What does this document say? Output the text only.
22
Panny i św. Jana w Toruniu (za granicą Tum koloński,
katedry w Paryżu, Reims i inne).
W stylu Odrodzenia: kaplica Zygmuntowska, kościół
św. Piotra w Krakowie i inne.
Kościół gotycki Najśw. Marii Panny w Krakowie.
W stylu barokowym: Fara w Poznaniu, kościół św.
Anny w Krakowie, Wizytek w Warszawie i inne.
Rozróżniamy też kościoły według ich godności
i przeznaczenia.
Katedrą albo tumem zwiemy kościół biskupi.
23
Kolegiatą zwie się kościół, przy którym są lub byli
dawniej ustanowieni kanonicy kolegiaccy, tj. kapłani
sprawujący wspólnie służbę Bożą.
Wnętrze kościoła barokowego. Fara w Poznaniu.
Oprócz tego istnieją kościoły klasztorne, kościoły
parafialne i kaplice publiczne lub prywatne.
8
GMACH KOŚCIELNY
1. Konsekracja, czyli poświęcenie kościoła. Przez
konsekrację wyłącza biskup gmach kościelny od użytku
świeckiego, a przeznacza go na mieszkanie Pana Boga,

## To be done
Give an exact copy of all the data shown above.

## Answer to the problem
What does this document say? Output the text only.
22
Panny i św. Jana w Toruniu (za granicą Tum koloński,
katedry w Paryżu, Reims i inne).
W stylu Odrodzenia: kaplica Zygmuntowska, kościół
św. Piotra w Krakowie i inne.
Kościół gotycki Najśw. Marii Panny w Krakowie.
W stylu barokowym: Fara w Poznaniu, kościół św.
Anny w Krakowie, Wizytek w Warszawie i inne.
Rozróżniamy też kościoły według ich godności
i przeznaczenia.
Katedrą albo tumem zwiemy kościół biskupi.
23
Kolegiatą zwie się kościół, przy którym są lub byli
dawniej ustanowieni kanonicy kolegiaccy, tj. kapłani
sprawujący wspólnie służbę Bożą.
Wnętrze kościoła barokowego. Fara w Poznaniu.
Oprócz tego istnieją kościoły klasztorne, kościoły
parafialne i kaplice publiczne lub prywatne.
8
GMACH KOŚCIELNY
1. Konsekracja, czyli poświęcenie kościoła. Przez
konsekrację wyłącza biskup gmach kościelny od użytku
świeckiego, a przeznacza go na mieszkanie Pana Boga,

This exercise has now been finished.